(PASSAGE FOR REVIEW Opens)

University Challenged – Where Is the UK Headed?
The French higher education and research (HER) system has been facing many challenges for several years: demographic influx, lack of autonomy of institutions, underfunding… The Covid-19 crisis has exacerbated these structural difficulties. But is the French case unique? To answer the question, Institut Montaigne has launched a blogpost series that sheds light on the challenges and opportunities faced by other HER systems worldwide. In this article, Simon Marginson dives into the strengths and weaknesses of UK universities and what we could expect from the future of British higher education.
The essential issues facing higher education in the United Kingdom (UK) are very similar to those summarized succinctly in Institut Montaigne’s report: resources, maximizing inward talent flows and minimizing brain drain, relations with students, their living costs, the institutional structures of the higher education system, governance and autonomy, research resources and performance, and the implications of the pandemic and post-pandemic.

(PASSAGE FOR REVIEW Closes)

PROBLEMS AND TASKS>
A - In the article on UK higher education, which crisis is said to have made the French system's structural difficulties worse?
B - Write out the article on UK higher education word for word, everything from "University Challenged –" down to "British higher education.".
C - Continue the article on UK higher education from the point where it stops.

(INFORMATION SHOWN Opens)

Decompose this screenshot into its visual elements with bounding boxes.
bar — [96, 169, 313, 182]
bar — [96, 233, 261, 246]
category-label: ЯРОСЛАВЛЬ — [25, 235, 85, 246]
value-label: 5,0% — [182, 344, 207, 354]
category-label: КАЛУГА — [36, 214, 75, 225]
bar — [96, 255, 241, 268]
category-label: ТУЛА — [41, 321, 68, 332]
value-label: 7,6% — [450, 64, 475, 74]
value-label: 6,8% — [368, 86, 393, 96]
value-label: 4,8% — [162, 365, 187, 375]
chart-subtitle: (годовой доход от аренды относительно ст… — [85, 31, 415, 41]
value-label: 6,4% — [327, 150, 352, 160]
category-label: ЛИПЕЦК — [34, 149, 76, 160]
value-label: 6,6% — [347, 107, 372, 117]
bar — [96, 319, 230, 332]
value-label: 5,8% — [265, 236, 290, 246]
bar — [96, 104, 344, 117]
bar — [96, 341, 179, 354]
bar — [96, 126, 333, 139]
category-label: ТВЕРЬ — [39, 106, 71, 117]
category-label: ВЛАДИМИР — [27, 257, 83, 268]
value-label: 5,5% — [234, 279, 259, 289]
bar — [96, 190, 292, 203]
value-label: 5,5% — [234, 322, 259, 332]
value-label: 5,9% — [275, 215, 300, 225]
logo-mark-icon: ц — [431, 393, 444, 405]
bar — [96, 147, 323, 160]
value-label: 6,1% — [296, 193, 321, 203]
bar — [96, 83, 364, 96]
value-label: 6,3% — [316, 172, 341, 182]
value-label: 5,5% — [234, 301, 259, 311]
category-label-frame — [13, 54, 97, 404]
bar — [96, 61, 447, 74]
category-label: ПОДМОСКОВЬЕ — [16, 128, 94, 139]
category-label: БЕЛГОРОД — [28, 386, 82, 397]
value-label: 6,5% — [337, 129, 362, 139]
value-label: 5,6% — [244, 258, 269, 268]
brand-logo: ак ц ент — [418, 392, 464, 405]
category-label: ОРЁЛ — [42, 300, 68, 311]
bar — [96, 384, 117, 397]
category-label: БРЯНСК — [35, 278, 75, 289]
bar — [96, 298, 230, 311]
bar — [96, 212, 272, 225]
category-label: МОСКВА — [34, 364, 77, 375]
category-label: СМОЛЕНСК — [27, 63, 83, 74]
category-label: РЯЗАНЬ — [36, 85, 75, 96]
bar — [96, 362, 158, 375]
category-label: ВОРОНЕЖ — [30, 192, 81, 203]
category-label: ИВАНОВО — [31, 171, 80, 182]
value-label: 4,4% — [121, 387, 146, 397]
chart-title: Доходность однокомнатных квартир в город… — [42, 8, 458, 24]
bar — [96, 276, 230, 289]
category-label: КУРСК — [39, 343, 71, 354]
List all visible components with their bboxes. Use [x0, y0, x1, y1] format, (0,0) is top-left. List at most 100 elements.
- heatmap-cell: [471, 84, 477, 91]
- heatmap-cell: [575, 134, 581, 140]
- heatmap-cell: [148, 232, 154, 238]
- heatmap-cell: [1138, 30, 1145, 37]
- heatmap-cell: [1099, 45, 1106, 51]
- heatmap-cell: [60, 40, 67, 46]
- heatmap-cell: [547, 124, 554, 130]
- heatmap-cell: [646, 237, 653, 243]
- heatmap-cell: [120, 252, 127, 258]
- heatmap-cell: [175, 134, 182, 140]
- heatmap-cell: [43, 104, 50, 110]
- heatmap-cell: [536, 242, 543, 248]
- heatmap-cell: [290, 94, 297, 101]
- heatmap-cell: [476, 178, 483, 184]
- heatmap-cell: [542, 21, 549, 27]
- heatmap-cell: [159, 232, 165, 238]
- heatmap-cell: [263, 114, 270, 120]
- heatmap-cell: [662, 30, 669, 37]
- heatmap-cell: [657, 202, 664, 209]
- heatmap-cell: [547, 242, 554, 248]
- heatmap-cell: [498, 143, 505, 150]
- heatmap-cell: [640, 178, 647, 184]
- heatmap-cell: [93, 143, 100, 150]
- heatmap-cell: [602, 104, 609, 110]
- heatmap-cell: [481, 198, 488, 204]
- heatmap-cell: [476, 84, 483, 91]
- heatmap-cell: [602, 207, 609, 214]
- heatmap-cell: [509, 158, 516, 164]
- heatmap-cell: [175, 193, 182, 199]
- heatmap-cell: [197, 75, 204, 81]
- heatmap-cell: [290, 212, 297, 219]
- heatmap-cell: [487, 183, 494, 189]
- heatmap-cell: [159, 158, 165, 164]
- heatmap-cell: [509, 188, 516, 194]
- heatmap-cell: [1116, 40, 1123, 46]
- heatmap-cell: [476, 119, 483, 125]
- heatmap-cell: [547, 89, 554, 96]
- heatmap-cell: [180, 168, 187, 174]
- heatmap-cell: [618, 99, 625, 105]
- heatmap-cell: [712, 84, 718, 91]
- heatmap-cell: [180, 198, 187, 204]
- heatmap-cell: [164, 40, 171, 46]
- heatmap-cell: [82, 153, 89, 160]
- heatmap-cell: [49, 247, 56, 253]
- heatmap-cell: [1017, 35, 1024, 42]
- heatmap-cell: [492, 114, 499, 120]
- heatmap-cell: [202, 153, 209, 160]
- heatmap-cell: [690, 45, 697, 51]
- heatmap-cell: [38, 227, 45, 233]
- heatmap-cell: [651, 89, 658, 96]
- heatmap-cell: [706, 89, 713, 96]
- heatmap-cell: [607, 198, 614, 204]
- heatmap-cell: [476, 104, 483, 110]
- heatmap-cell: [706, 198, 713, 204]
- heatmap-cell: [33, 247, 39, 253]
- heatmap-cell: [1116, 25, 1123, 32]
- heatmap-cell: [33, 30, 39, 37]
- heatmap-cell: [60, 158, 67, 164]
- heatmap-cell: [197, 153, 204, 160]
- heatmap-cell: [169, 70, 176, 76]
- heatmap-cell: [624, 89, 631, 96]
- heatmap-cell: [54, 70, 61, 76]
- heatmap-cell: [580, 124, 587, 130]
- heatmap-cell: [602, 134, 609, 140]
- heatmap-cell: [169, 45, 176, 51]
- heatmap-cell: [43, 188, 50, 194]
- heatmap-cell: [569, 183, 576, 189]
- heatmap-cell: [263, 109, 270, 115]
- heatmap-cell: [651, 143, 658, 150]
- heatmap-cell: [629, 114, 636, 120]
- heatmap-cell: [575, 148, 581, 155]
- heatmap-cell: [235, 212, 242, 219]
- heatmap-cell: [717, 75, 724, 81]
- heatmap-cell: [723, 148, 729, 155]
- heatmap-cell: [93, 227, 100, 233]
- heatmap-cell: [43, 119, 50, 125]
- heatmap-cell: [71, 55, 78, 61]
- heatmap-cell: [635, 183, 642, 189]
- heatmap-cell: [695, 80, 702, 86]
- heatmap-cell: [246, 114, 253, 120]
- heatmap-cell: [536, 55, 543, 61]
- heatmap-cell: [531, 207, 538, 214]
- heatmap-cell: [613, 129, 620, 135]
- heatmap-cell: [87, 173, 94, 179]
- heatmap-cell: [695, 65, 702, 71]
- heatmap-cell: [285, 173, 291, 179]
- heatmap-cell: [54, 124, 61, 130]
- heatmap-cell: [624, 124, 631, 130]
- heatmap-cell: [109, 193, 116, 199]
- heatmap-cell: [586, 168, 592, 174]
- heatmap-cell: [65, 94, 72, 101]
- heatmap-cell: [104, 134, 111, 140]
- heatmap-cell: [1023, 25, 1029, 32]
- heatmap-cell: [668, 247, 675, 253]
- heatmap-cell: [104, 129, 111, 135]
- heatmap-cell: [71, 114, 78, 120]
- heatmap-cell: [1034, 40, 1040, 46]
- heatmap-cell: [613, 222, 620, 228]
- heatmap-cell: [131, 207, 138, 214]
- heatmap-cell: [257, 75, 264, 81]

(INFORMATION SHOWN Closes)

TASK RESPONSES>
A - The Covid-19 crisis.

B -
University Challenged – Where Is the UK Headed?
The French higher education and research (HER) system has been facing many challenges for several years: demographic influx, lack of autonomy of institutions, underfunding… The Covid-19 crisis has exacerbated these structural difficulties. But is the French case unique? To answer the question, Institut Montaigne has launched a blogpost series that sheds light on the challenges and opportunities faced by other HER systems worldwide. In this article, Simon Marginson dives into the strengths and weaknesses of UK universities and what we could expect from the future of British higher education.

C -
The history of government and higher education in these two neighbouring countries, so like and yet unlike, has been different, especially in relation to the positioning of the universities. In France, universities are public. In the UK, they sit somewhere between an intrusive state, an open civil society and market capitalism. So the starting points in the two countries are different. Sometimes, the UK and France point the same way, sometimes they are moving in opposite directions.